◆ Given request ◆
Pick out every line with the word "以下简称" and copy it.

◆ Data ◆
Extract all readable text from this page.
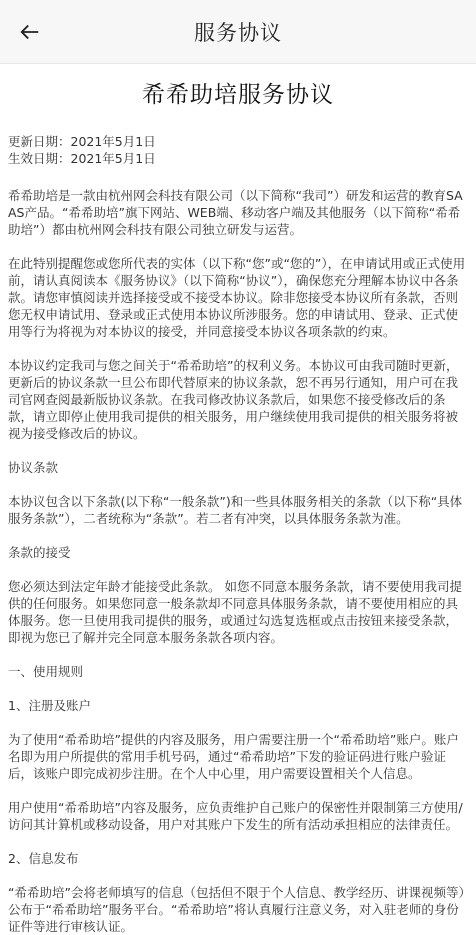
服务协议
希希助培服务协议
更新日期：2021年5月1日
生效日期：2021年5月1日
希希助培是一款由杭州网会科技有限公司（以下简称“我司”）研发和运营的教育SAAS产品。“希希助培”旗下网站、WEB端、移动客户端及其他服务（以下简称“希希助培”）都由杭州网会科技有限公司独立研发与运营。
在此特别提醒您或您所代表的实体（以下称“您”或“您的”），在申请试用或正式使用前，请认真阅读本《服务协议》（以下简称“协议”），确保您充分理解本协议中各条款。请您审慎阅读并选择接受或不接受本协议。除非您接受本协议所有条款，否则您无权申请试用、登录或正式使用本协议所涉服务。您的申请试用、登录、正式使用等行为将视为对本协议的接受，并同意接受本协议各项条款的约束。
本协议约定我司与您之间关于“希希助培”的权利义务。本协议可由我司随时更新，更新后的协议条款一旦公布即代替原来的协议条款，恕不再另行通知，用户可在我司官网查阅最新版协议条款。在我司修改协议条款后，如果您不接受修改后的条款，请立即停止使用我司提供的相关服务，用户继续使用我司提供的相关服务将被视为接受修改后的协议。
协议条款
本协议包含以下条款(以下称“一般条款”)和一些具体服务相关的条款（以下称“具体服务条款”），二者统称为“条款”。若二者有冲突，以具体服务条款为准。
条款的接受
您必须达到法定年龄才能接受此条款。 如您不同意本服务条款，请不要使用我司提供的任何服务。如果您同意一般条款却不同意具体服务条款，请不要使用相应的具体服务。您一旦使用我司提供的服务，或通过勾选复选框或点击按钮来接受条款，即视为您已了解并完全同意本服务条款各项内容。
一、使用规则
1、注册及账户
为了使用“希希助培”提供的内容及服务，用户需要注册一个“希希助培”账户。账户名即为用户所提供的常用手机号码，通过“希希助培”下发的验证码进行账户验证后，该账户即完成初步注册。在个人中心里，用户需要设置相关个人信息。
用户使用“希希助培”内容及服务，应负责维护自己账户的保密性并限制第三方使用/访问其计算机或移动设备，用户对其账户下发生的所有活动承担相应的法律责任。
2、信息发布
“希希助培”会将老师填写的信息（包括但不限于个人信息、教学经历、讲课视频等）公布于“希希助培”服务平台。“希希助培”将认真履行注意义务，对入驻老师的身份证件等进行审核认证。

◆ Solution ◆
希希助培是一款由杭州网会科技有限公司（以下简称“我司”）研发和运营的教育SAAS产品。“希希助培”旗下网站、WEB端、移动客户端及其他服务（以下简称“希希助培”）都由杭州网会科技有限公司独立研发与运营。
在此特别提醒您或您所代表的实体（以下称“您”或“您的”），在申请试用或正式使用前，请认真阅读本《服务协议》（以下简称“协议”），确保您充分理解本协议中各条款。请您审慎阅读并选择接受或不接受本协议。除非您接受本协议所有条款，否则您无权申请试用、登录或正式使用本协议所涉服务。您的申请试用、登录、正式使用等行为将视为对本协议的接受，并同意接受本协议各项条款的约束。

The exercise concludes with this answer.